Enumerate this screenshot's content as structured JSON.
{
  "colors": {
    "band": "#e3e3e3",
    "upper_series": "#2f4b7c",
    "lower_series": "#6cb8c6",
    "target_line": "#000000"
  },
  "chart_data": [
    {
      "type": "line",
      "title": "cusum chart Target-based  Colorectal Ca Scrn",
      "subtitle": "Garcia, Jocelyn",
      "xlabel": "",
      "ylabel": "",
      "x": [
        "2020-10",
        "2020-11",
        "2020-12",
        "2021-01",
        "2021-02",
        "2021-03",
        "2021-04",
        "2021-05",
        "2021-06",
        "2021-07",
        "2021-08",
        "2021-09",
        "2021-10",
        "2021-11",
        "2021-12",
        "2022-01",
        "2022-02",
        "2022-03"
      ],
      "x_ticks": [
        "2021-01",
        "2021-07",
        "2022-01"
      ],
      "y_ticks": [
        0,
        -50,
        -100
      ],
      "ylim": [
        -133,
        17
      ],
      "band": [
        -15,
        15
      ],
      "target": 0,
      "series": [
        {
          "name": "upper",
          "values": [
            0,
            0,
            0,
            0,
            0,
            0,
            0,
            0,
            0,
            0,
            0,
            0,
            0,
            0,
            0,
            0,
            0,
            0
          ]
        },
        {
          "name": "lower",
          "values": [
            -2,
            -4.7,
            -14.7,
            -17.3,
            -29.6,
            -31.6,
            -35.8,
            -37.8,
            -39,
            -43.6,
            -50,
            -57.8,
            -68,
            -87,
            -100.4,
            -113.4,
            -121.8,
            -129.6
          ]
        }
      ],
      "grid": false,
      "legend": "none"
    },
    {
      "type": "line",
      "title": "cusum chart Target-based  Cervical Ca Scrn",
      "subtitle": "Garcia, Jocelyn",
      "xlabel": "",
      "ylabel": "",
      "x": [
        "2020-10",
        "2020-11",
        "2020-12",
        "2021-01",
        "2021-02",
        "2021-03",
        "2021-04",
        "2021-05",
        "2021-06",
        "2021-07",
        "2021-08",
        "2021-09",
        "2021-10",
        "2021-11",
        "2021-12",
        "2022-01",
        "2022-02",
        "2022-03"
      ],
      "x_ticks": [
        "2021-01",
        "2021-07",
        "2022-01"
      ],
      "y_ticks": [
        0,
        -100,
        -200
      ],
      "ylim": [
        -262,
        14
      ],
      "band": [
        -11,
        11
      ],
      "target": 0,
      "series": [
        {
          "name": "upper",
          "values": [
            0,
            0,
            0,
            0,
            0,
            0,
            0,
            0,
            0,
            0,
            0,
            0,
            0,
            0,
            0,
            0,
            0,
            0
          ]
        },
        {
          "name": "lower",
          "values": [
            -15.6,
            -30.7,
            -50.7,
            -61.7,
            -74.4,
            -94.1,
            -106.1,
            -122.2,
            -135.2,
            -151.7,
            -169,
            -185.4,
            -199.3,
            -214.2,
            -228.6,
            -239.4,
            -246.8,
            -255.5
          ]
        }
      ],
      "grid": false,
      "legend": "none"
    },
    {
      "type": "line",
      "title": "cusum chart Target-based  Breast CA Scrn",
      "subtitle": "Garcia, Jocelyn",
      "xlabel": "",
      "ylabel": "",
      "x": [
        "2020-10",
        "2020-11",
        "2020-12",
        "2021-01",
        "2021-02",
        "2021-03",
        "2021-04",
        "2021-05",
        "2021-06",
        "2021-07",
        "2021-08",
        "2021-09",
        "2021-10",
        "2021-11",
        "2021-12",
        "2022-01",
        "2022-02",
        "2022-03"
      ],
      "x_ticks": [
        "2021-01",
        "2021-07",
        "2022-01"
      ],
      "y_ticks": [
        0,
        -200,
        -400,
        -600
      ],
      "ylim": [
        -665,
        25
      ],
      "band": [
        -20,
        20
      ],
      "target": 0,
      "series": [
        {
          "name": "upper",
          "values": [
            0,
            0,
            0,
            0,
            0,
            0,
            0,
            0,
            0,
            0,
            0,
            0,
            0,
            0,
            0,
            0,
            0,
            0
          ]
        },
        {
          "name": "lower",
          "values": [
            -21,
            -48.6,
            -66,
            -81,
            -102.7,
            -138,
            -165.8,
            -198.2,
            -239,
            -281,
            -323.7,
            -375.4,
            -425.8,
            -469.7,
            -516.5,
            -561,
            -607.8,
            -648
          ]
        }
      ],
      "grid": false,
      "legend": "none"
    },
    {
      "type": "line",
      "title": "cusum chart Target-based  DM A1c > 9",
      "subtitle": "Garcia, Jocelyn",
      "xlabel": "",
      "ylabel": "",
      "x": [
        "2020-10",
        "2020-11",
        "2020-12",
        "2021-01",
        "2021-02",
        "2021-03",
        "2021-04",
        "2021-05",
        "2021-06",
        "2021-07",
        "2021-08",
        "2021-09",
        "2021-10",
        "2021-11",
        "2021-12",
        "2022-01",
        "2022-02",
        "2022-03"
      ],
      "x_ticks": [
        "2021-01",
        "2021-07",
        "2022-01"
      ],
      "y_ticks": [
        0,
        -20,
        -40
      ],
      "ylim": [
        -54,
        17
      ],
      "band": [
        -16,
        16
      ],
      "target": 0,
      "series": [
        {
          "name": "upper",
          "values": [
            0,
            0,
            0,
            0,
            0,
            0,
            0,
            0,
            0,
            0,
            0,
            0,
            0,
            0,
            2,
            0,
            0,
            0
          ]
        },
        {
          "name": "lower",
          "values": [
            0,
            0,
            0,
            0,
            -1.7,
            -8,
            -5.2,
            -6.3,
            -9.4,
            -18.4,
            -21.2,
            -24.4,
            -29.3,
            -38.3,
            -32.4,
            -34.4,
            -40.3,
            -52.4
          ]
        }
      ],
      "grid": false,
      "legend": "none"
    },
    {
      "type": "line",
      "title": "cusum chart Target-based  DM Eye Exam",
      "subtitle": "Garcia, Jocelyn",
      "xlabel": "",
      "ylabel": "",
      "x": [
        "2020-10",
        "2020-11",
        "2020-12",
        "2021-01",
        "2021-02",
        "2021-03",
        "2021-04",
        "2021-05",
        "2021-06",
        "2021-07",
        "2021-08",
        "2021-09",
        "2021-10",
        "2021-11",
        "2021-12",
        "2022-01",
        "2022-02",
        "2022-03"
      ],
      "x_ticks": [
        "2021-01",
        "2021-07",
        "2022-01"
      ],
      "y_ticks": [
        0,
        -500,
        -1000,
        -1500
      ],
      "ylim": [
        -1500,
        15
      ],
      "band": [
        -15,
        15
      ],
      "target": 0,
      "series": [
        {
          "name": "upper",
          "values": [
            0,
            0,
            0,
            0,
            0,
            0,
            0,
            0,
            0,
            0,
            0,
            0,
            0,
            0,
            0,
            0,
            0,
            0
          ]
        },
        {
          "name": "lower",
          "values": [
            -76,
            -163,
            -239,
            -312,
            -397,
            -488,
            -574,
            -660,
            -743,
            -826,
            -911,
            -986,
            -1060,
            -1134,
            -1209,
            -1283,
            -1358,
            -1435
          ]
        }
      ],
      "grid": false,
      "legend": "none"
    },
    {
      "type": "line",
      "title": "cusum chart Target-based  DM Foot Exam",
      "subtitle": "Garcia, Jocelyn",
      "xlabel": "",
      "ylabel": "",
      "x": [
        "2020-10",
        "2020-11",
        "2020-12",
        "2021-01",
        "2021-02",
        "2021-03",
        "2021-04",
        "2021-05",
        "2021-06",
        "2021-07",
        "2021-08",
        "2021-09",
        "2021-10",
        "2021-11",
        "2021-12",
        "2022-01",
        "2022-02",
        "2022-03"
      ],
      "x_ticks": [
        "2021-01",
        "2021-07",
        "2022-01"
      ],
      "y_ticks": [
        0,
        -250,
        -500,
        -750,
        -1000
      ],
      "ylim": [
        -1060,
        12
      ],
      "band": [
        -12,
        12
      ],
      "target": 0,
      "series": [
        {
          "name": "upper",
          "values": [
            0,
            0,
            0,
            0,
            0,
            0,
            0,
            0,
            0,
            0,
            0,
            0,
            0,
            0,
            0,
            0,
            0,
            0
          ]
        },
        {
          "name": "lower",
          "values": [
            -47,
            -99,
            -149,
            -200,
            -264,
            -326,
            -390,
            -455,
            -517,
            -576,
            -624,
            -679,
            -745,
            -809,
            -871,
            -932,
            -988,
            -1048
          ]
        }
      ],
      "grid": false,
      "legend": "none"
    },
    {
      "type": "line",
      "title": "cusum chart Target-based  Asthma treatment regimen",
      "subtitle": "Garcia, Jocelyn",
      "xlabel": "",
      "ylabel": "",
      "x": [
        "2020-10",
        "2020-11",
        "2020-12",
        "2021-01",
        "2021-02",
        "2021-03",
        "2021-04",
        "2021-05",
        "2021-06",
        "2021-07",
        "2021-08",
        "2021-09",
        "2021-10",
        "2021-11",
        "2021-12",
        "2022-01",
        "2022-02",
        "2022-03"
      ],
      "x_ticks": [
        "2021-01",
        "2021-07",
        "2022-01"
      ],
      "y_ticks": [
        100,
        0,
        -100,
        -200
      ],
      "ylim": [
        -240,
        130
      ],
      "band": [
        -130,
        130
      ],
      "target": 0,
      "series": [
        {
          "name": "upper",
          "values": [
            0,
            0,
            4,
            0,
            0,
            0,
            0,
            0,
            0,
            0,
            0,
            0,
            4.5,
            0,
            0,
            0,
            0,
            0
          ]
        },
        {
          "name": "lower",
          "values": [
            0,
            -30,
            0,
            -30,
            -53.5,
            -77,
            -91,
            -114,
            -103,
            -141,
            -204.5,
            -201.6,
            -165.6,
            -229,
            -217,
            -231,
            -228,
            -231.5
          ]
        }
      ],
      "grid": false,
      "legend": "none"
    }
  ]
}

→ **Problem details**
Pick out lines containing the word "based", each one as written.

→ **Finished exercise**
      "title": "cusum chart Target-based  Colorectal Ca Scrn",
      "title": "cusum chart Target-based  Cervical Ca Scrn",
      "title": "cusum chart Target-based  Breast CA Scrn",
      "title": "cusum chart Target-based  DM A1c > 9",
      "title": "cusum chart Target-based  DM Eye Exam",
      "title": "cusum chart Target-based  DM Foot Exam",
      "title": "cusum chart Target-based  Asthma treatment regimen",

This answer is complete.